### Task to complete
Look through the listing for the word "Numerical". Copy each line that has it.

### Records shown
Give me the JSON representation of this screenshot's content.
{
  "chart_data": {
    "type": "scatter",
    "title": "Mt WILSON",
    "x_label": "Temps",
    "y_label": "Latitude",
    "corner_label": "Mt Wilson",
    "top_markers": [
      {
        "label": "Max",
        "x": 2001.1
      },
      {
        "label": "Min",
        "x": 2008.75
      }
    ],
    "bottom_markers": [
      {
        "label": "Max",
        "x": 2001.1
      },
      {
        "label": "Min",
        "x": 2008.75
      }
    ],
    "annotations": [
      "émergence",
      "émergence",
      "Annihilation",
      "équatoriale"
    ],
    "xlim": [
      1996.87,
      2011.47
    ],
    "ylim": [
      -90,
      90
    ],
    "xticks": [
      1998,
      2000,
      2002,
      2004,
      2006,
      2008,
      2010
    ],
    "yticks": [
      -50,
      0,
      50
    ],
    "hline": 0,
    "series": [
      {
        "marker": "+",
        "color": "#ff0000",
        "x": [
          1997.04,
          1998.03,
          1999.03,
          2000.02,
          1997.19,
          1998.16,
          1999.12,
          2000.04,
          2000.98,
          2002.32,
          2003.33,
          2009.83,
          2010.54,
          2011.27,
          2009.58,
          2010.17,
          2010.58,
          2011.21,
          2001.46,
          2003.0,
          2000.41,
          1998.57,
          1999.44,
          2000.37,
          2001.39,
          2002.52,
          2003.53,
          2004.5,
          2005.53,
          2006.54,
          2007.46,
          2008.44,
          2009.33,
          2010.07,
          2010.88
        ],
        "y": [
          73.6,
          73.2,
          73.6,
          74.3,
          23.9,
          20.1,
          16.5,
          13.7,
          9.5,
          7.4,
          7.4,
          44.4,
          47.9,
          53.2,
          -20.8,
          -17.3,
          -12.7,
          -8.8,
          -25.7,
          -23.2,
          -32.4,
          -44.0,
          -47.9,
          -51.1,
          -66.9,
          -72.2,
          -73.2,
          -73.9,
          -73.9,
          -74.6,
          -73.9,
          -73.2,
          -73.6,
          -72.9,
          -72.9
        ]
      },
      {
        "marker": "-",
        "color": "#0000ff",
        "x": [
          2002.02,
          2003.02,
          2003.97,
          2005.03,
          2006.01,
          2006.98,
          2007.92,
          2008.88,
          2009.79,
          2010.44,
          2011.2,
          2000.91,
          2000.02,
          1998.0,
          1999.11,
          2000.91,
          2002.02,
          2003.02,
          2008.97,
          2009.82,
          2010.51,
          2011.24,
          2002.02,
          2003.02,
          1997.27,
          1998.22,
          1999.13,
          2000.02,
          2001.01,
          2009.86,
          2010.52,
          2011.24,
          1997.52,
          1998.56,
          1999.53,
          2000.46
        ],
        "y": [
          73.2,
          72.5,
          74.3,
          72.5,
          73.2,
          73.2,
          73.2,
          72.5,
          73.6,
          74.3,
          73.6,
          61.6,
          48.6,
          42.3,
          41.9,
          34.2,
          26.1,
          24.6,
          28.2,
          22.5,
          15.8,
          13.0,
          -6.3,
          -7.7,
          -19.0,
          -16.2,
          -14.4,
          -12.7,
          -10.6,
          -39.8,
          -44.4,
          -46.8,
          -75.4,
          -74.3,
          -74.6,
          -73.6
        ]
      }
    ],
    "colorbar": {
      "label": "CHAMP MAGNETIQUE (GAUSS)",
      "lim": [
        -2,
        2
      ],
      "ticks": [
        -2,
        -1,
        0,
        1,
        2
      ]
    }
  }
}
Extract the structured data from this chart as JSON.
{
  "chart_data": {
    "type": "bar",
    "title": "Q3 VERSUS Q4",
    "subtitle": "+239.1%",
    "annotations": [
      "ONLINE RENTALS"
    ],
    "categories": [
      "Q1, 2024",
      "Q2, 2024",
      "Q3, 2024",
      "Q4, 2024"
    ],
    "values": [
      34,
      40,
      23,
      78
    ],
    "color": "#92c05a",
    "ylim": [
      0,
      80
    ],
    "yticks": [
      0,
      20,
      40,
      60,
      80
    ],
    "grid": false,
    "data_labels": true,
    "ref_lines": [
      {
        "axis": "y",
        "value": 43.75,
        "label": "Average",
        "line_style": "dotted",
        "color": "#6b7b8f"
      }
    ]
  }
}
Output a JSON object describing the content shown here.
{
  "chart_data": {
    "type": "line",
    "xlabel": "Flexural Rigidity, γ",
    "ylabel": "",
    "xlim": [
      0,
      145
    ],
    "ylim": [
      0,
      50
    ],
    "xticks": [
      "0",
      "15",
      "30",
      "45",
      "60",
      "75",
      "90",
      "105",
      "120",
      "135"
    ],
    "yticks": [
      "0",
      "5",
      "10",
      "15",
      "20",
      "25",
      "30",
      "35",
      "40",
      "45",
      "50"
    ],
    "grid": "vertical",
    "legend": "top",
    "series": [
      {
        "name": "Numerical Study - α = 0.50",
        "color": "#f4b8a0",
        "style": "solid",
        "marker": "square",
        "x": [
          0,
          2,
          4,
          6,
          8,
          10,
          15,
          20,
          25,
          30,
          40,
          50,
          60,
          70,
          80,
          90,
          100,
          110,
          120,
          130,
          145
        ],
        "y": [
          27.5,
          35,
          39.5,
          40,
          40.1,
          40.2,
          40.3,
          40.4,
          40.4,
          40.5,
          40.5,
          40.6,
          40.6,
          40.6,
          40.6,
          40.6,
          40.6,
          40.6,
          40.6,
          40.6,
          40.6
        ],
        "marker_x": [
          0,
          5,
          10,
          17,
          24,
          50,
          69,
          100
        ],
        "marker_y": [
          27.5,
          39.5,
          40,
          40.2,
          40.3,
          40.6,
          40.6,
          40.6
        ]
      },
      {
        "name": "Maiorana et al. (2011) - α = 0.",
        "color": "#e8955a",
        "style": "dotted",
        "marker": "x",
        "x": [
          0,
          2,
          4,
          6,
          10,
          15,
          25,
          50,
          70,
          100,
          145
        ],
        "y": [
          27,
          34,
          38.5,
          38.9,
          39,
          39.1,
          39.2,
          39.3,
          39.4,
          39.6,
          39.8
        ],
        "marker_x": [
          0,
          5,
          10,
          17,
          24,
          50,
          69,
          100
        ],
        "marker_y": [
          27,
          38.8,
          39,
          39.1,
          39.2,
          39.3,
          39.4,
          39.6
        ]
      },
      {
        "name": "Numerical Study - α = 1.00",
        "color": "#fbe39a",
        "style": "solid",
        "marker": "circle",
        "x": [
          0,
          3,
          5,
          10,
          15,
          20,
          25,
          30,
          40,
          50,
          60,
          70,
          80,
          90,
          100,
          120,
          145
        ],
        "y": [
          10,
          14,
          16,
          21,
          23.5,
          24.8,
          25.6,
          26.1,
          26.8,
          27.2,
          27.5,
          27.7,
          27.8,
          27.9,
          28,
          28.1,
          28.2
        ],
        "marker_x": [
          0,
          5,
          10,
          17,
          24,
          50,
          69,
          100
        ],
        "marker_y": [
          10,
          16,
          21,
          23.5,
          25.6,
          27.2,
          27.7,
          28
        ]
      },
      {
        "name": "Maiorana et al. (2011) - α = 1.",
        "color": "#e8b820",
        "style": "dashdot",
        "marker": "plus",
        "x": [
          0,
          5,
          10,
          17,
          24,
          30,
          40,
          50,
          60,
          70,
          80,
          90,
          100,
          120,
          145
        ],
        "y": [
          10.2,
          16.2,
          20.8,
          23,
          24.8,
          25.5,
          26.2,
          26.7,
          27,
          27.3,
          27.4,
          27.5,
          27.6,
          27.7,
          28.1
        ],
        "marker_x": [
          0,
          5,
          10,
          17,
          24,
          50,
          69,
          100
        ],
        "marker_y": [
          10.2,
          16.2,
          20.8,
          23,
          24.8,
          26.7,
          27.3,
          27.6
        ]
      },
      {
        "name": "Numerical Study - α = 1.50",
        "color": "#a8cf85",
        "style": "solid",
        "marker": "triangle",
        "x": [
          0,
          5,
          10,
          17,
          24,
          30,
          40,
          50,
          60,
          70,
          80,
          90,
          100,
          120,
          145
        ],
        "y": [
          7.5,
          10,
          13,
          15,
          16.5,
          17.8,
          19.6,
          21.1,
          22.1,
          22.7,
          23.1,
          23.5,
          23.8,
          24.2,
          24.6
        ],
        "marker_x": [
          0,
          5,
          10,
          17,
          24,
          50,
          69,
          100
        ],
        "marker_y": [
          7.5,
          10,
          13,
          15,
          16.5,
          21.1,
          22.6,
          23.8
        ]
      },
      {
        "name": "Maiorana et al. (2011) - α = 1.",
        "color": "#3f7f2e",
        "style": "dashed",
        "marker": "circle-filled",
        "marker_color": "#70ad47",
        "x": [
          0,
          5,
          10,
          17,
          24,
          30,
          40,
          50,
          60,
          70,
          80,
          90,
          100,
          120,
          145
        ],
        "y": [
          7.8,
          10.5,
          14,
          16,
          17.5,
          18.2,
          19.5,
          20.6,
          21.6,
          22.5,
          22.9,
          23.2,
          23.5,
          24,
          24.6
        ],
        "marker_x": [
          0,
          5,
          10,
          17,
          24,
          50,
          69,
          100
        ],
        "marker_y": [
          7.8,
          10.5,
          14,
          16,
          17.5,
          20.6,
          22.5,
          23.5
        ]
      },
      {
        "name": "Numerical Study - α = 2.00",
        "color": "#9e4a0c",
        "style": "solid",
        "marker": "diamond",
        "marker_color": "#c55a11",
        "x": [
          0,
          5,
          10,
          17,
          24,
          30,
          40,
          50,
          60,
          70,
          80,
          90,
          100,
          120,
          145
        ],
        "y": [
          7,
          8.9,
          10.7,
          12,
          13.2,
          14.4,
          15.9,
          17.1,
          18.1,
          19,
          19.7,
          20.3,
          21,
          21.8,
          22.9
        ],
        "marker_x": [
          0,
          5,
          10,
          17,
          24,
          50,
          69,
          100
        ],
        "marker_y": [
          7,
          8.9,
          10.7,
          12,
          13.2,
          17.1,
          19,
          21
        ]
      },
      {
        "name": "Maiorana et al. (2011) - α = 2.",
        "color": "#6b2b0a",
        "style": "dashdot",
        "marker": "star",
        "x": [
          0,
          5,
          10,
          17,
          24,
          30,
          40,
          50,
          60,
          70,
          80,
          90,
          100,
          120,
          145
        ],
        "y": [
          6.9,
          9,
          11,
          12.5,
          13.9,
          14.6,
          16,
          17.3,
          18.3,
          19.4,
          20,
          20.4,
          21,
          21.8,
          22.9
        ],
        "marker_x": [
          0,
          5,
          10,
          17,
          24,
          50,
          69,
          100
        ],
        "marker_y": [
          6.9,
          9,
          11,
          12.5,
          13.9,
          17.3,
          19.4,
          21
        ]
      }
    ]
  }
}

### Answer to the exercise
        "name": "Numerical Study - α = 0.50",
        "name": "Numerical Study - α = 1.00",
        "name": "Numerical Study - α = 1.50",
        "name": "Numerical Study - α = 2.00",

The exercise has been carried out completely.